- 提供テキスト:
------------------------------------------------
奈良時代の女官 年間320日超の勤務か 「木簡」に記載

奈良市の平城宮跡から、奈良時代の女性の役人、女官の勤務評価を記した木の札、「木簡」が初めて見つかりました。この女性は年間329日も出勤していたとみられ、研究者は「奈良時代の女官の実態を知るうえで貴重な資料だ」としています。

木簡は、奈良時代の都の跡、平城宮跡のうち、天皇の住まいがあった「内裏」と呼ばれる区画に近い水路の跡で、去年、見つかりました。
長さはおよそ17センチ、幅およそ3センチで、女性を意味する「牟須売」や、年齢を示す「年五十九」、それに、年間の出勤日数とみられる「日参佰弐拾玖」という文字などが墨で書かれていました。
調査にあたった奈良文化財研究所は、この木簡はおよそ1300年前の奈良時代前半のもので、記載内容から、宮廷につかえた女官の勤務を評価したものではないかとみています。
女官の勤務評価を記した木簡が見つかったのは、初めてだということです。
------------------------------------------------
- 練習問題 1:
女官の木簡の記事について、次の問いに答えてください。
(a) 木簡が見つかったのは、「内裏」と呼ばれる区画に近い何の跡ですか。
(b) 木簡の長さと幅はどれくらいですか。
(c) 調査にあたったのはどこですか。
- 練習問題 2: 女官の木簡の記事を、最後の文のあとから引き継いで書き進めてください。
------------------------------------------------
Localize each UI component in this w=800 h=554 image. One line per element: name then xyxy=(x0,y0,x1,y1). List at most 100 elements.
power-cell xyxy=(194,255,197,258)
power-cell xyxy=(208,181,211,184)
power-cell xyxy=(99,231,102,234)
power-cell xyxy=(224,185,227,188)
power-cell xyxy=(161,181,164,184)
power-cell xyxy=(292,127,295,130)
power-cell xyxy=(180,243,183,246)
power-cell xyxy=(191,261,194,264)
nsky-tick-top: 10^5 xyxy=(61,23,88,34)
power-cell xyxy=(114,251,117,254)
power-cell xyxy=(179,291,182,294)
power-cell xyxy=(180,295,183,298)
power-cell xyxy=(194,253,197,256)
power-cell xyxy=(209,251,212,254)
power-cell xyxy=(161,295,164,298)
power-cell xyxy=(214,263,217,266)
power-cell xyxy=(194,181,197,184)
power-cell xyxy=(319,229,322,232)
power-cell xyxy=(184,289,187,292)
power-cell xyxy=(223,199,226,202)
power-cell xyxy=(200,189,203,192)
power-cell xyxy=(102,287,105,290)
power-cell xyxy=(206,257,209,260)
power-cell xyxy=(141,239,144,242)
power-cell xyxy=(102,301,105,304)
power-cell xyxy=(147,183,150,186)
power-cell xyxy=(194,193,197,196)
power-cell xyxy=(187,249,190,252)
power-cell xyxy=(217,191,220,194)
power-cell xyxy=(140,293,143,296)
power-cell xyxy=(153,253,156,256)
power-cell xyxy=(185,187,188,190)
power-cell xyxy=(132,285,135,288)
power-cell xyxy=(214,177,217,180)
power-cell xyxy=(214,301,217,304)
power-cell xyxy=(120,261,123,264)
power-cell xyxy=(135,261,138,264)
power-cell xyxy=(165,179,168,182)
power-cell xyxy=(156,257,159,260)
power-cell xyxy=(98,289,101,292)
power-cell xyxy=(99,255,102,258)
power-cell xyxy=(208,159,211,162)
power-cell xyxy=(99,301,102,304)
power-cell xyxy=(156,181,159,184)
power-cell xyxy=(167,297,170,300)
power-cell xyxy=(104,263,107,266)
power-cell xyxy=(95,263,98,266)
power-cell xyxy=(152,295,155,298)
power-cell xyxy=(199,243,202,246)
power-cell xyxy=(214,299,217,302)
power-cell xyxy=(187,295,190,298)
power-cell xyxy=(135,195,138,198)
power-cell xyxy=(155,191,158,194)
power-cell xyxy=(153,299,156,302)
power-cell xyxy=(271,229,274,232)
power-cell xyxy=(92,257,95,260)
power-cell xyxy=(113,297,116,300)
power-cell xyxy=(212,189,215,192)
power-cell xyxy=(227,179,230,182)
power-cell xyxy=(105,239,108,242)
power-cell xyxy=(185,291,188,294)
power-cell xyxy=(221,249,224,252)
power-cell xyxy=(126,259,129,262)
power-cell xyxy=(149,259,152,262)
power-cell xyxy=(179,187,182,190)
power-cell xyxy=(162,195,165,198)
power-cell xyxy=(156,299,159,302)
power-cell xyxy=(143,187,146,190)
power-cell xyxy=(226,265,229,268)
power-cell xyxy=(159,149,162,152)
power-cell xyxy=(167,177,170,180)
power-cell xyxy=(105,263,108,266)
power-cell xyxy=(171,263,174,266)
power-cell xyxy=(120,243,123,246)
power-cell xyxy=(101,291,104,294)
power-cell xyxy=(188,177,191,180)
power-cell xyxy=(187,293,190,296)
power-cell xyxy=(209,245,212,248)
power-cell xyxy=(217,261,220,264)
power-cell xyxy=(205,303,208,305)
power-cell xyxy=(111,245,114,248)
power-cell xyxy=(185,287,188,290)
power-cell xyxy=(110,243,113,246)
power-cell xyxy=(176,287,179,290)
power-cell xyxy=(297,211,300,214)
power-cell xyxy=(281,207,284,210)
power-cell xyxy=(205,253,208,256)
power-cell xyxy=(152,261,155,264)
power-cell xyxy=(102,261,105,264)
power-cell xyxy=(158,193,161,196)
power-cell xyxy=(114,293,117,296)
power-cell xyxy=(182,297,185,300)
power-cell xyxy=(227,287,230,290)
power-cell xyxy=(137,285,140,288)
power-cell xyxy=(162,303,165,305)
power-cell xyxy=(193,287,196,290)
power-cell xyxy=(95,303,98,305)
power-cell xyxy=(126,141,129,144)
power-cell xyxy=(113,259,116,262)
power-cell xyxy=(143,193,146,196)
------------------------------------------------
- 解答例 1:
(a) 水路の跡
(b) 長さおよそ17センチ、幅およそ3センチ
(c) 奈良文化財研究所

- 解答例 2:
研究所によりますと、都で働く役人は原則、ひと月に5日の休日を取ることが定められ、男性の役人は年間300日未満の勤務が大半だったということで、この女性は当時の規定を大幅に上回る出勤日数だったことがうかがえます。
奈良文化財研究所の桑田訓也 主任研究員は、「当時としてもかなりハードワークだったと思う。ベテランで周りからも頼りにされ、出勤日数が増えてしまったのかもしれない。法律上の記述でしかわかっていなかった奈良時代の女官の実態を知るきっかけになるのではないか」と話しています。

【奈良時代も激務か】。
今回の木簡が見つかった平城宮跡では、これまでも当時、都で働いていた役人の勤務評価を記した木簡が、削りくずになったものを含めて1万点以上見つかっています。
これまでのものでは役人の名前が中央付近に書いてありますが、今回の木簡は、名前の部分がちぎれていてよくわかりません。
ただ、「牟須売」という文字が記されていることから、宮廷につかえた女性の役人、女官のことを記したとみられます。
「年五十九」は年齢、「左」の文字は都の北から見て左側、つまり東側に住んでいたことを示しているということです。
調査にあたった奈良文化財研究所は、木簡に記された文字のうち、「日参佰弐拾玖」という部分に注目しました。
これは勤務日数を示すと考えられ、この女性は1年間に329日出勤していたことになります。
当時の法律にあたる「律令」で、都に勤める役人は、常勤の場合、男女ともに原則、ひと月に5日の休日を取得することが定められています。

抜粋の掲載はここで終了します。